(Figure record extracts)

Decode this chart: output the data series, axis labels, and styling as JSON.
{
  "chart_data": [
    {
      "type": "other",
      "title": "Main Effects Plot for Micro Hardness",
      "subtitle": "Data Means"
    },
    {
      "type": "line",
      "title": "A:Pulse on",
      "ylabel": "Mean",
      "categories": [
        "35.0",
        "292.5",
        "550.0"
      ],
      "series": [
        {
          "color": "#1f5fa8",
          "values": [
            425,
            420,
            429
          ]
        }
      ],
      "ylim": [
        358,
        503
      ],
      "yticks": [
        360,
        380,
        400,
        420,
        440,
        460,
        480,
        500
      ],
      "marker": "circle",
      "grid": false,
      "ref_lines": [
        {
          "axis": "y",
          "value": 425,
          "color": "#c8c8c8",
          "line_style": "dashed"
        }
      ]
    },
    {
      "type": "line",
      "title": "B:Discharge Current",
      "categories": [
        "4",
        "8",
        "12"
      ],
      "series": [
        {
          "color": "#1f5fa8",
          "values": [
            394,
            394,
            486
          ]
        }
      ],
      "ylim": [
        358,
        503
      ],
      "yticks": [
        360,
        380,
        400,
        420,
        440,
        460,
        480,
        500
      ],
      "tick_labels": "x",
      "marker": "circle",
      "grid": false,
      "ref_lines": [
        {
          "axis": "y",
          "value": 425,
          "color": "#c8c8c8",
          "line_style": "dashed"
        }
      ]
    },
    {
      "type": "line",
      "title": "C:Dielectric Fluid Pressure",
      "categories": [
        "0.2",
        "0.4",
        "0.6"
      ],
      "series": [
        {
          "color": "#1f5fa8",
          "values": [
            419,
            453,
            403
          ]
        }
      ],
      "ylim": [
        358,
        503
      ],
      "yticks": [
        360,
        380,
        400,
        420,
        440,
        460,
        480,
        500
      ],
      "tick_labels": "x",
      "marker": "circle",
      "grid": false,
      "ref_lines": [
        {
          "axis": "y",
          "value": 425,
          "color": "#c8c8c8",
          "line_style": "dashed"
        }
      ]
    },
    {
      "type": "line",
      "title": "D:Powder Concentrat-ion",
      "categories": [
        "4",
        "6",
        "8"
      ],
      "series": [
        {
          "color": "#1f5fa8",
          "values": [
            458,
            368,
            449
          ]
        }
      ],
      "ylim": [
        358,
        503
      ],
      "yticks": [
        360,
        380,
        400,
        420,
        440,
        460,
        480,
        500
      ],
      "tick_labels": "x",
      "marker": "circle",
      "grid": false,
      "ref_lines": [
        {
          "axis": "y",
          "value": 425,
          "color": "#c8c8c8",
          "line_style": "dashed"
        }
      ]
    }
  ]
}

● **AIM**
Print the whole listing again, exactly.

● **EXERCISE OUTPUT**
Decode this chart: output the data series, axis labels, and styling as JSON.
{
  "chart_data": [
    {
      "type": "other",
      "title": "Main Effects Plot for Micro Hardness",
      "subtitle": "Data Means"
    },
    {
      "type": "line",
      "title": "A:Pulse on",
      "ylabel": "Mean",
      "categories": [
        "35.0",
        "292.5",
        "550.0"
      ],
      "series": [
        {
          "color": "#1f5fa8",
          "values": [
            425,
            420,
            429
          ]
        }
      ],
      "ylim": [
        358,
        503
      ],
      "yticks": [
        360,
        380,
        400,
        420,
        440,
        460,
        480,
        500
      ],
      "marker": "circle",
      "grid": false,
      "ref_lines": [
        {
          "axis": "y",
          "value": 425,
          "color": "#c8c8c8",
          "line_style": "dashed"
        }
      ]
    },
    {
      "type": "line",
      "title": "B:Discharge Current",
      "categories": [
        "4",
        "8",
        "12"
      ],
      "series": [
        {
          "color": "#1f5fa8",
          "values": [
            394,
            394,
            486
          ]
        }
      ],
      "ylim": [
        358,
        503
      ],
      "yticks": [
        360,
        380,
        400,
        420,
        440,
        460,
        480,
        500
      ],
      "tick_labels": "x",
      "marker": "circle",
      "grid": false,
      "ref_lines": [
        {
          "axis": "y",
          "value": 425,
          "color": "#c8c8c8",
          "line_style": "dashed"
        }
      ]
    },
    {
      "type": "line",
      "title": "C:Dielectric Fluid Pressure",
      "categories": [
        "0.2",
        "0.4",
        "0.6"
      ],
      "series": [
        {
          "color": "#1f5fa8",
          "values": [
            419,
            453,
            403
          ]
        }
      ],
      "ylim": [
        358,
        503
      ],
      "yticks": [
        360,
        380,
        400,
        420,
        440,
        460,
        480,
        500
      ],
      "tick_labels": "x",
      "marker": "circle",
      "grid": false,
      "ref_lines": [
        {
          "axis": "y",
          "value": 425,
          "color": "#c8c8c8",
          "line_style": "dashed"
        }
      ]
    },
    {
      "type": "line",
      "title": "D:Powder Concentrat-ion",
      "categories": [
        "4",
        "6",
        "8"
      ],
      "series": [
        {
          "color": "#1f5fa8",
          "values": [
            458,
            368,
            449
          ]
        }
      ],
      "ylim": [
        358,
        503
      ],
      "yticks": [
        360,
        380,
        400,
        420,
        440,
        460,
        480,
        500
      ],
      "tick_labels": "x",
      "marker": "circle",
      "grid": false,
      "ref_lines": [
        {
          "axis": "y",
          "value": 425,
          "color": "#c8c8c8",
          "line_style": "dashed"
        }
      ]
    }
  ]
}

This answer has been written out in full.